Aim of the task
Reproduce all the entries precisely.

************

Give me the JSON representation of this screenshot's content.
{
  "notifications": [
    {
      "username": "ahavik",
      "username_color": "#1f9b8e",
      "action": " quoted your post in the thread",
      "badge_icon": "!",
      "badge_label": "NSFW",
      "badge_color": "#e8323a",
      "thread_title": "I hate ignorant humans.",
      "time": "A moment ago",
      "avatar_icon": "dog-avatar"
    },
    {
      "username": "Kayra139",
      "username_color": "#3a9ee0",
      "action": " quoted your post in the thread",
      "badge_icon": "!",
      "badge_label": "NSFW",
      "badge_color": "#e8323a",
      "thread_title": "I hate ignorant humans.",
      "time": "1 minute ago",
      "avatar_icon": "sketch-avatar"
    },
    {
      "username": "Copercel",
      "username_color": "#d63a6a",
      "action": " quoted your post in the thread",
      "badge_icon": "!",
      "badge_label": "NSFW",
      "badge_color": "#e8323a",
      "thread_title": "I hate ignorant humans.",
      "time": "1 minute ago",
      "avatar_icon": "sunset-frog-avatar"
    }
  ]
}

************

Exercise response
Give me the JSON representation of this screenshot's content.
{
  "notifications": [
    {
      "username": "ahavik",
      "username_color": "#1f9b8e",
      "action": " quoted your post in the thread",
      "badge_icon": "!",
      "badge_label": "NSFW",
      "badge_color": "#e8323a",
      "thread_title": "I hate ignorant humans.",
      "time": "A moment ago",
      "avatar_icon": "dog-avatar"
    },
    {
      "username": "Kayra139",
      "username_color": "#3a9ee0",
      "action": " quoted your post in the thread",
      "badge_icon": "!",
      "badge_label": "NSFW",
      "badge_color": "#e8323a",
      "thread_title": "I hate ignorant humans.",
      "time": "1 minute ago",
      "avatar_icon": "sketch-avatar"
    },
    {
      "username": "Copercel",
      "username_color": "#d63a6a",
      "action": " quoted your post in the thread",
      "badge_icon": "!",
      "badge_label": "NSFW",
      "badge_color": "#e8323a",
      "thread_title": "I hate ignorant humans.",
      "time": "1 minute ago",
      "avatar_icon": "sunset-frog-avatar"
    }
  ]
}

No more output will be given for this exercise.